[start]

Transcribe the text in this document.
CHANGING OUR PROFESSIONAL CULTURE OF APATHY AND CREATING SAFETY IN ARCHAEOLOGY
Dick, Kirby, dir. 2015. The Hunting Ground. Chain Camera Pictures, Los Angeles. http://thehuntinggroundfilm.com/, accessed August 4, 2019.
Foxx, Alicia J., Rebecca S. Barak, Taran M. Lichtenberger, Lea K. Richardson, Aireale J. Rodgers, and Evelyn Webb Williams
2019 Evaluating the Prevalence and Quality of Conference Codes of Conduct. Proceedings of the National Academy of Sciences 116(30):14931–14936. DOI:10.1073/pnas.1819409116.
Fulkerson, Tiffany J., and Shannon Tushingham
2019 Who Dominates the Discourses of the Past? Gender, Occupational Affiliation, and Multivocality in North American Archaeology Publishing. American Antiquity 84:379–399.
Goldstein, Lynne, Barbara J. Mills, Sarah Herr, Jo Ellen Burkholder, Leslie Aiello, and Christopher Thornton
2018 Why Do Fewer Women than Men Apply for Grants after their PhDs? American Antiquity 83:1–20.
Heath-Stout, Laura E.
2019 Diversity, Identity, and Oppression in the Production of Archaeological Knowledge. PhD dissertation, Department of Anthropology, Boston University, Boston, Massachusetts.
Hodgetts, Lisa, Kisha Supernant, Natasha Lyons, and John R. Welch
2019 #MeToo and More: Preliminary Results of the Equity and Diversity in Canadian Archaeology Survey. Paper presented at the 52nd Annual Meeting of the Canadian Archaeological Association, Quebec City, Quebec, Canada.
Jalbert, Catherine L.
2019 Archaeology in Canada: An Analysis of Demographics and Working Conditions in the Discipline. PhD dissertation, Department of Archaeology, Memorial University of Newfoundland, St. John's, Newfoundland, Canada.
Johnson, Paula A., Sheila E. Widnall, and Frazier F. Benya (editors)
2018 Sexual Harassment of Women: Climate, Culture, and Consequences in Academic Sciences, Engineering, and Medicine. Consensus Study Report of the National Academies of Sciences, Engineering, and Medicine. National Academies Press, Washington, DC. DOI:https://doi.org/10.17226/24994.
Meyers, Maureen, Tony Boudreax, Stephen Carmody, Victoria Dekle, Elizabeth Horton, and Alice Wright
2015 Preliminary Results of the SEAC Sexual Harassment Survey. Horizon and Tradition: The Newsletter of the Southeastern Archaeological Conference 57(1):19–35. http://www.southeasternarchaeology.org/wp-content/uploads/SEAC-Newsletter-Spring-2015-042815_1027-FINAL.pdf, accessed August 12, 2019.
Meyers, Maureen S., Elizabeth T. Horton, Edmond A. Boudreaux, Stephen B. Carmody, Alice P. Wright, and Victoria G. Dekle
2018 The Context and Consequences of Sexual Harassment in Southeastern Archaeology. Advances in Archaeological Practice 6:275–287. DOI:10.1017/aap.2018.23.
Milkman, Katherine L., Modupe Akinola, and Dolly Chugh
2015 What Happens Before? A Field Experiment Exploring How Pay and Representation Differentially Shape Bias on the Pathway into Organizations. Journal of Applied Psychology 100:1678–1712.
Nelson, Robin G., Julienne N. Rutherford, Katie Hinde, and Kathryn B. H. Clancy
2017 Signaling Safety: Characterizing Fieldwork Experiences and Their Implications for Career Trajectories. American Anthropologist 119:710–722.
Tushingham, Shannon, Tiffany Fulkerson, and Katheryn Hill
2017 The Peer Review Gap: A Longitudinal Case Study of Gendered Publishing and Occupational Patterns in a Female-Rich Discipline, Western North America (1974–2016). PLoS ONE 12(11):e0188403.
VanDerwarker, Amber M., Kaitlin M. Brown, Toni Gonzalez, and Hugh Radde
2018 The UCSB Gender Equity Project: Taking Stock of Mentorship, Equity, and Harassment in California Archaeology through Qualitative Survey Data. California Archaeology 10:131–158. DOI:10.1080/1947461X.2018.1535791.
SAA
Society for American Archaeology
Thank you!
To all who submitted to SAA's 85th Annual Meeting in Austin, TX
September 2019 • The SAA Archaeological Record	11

[end]

WHAT YOU HAVE TO DO -
Extract the complete listing above, reproducing each line exactly.

SOLVED EXERCISE -
Transcribe the text in this document.
CHANGING OUR PROFESSIONAL CULTURE OF APATHY AND CREATING SAFETY IN ARCHAEOLOGY
Dick, Kirby, dir. 2015. The Hunting Ground. Chain Camera Pictures, Los Angeles. http://thehuntinggroundfilm.com/, accessed August 4, 2019.
Foxx, Alicia J., Rebecca S. Barak, Taran M. Lichtenberger, Lea K. Richardson, Aireale J. Rodgers, and Evelyn Webb Williams
2019 Evaluating the Prevalence and Quality of Conference Codes of Conduct. Proceedings of the National Academy of Sciences 116(30):14931–14936. DOI:10.1073/pnas.1819409116.
Fulkerson, Tiffany J., and Shannon Tushingham
2019 Who Dominates the Discourses of the Past? Gender, Occupational Affiliation, and Multivocality in North American Archaeology Publishing. American Antiquity 84:379–399.
Goldstein, Lynne, Barbara J. Mills, Sarah Herr, Jo Ellen Burkholder, Leslie Aiello, and Christopher Thornton
2018 Why Do Fewer Women than Men Apply for Grants after their PhDs? American Antiquity 83:1–20.
Heath-Stout, Laura E.
2019 Diversity, Identity, and Oppression in the Production of Archaeological Knowledge. PhD dissertation, Department of Anthropology, Boston University, Boston, Massachusetts.
Hodgetts, Lisa, Kisha Supernant, Natasha Lyons, and John R. Welch
2019 #MeToo and More: Preliminary Results of the Equity and Diversity in Canadian Archaeology Survey. Paper presented at the 52nd Annual Meeting of the Canadian Archaeological Association, Quebec City, Quebec, Canada.
Jalbert, Catherine L.
2019 Archaeology in Canada: An Analysis of Demographics and Working Conditions in the Discipline. PhD dissertation, Department of Archaeology, Memorial University of Newfoundland, St. John's, Newfoundland, Canada.
Johnson, Paula A., Sheila E. Widnall, and Frazier F. Benya (editors)
2018 Sexual Harassment of Women: Climate, Culture, and Consequences in Academic Sciences, Engineering, and Medicine. Consensus Study Report of the National Academies of Sciences, Engineering, and Medicine. National Academies Press, Washington, DC. DOI:https://doi.org/10.17226/24994.
Meyers, Maureen, Tony Boudreax, Stephen Carmody, Victoria Dekle, Elizabeth Horton, and Alice Wright
2015 Preliminary Results of the SEAC Sexual Harassment Survey. Horizon and Tradition: The Newsletter of the Southeastern Archaeological Conference 57(1):19–35. http://www.southeasternarchaeology.org/wp-content/uploads/SEAC-Newsletter-Spring-2015-042815_1027-FINAL.pdf, accessed August 12, 2019.
Meyers, Maureen S., Elizabeth T. Horton, Edmond A. Boudreaux, Stephen B. Carmody, Alice P. Wright, and Victoria G. Dekle
2018 The Context and Consequences of Sexual Harassment in Southeastern Archaeology. Advances in Archaeological Practice 6:275–287. DOI:10.1017/aap.2018.23.
Milkman, Katherine L., Modupe Akinola, and Dolly Chugh
2015 What Happens Before? A Field Experiment Exploring How Pay and Representation Differentially Shape Bias on the Pathway into Organizations. Journal of Applied Psychology 100:1678–1712.
Nelson, Robin G., Julienne N. Rutherford, Katie Hinde, and Kathryn B. H. Clancy
2017 Signaling Safety: Characterizing Fieldwork Experiences and Their Implications for Career Trajectories. American Anthropologist 119:710–722.
Tushingham, Shannon, Tiffany Fulkerson, and Katheryn Hill
2017 The Peer Review Gap: A Longitudinal Case Study of Gendered Publishing and Occupational Patterns in a Female-Rich Discipline, Western North America (1974–2016). PLoS ONE 12(11):e0188403.
VanDerwarker, Amber M., Kaitlin M. Brown, Toni Gonzalez, and Hugh Radde
2018 The UCSB Gender Equity Project: Taking Stock of Mentorship, Equity, and Harassment in California Archaeology through Qualitative Survey Data. California Archaeology 10:131–158. DOI:10.1080/1947461X.2018.1535791.
SAA
Society for American Archaeology
Thank you!
To all who submitted to SAA's 85th Annual Meeting in Austin, TX
September 2019 • The SAA Archaeological Record	11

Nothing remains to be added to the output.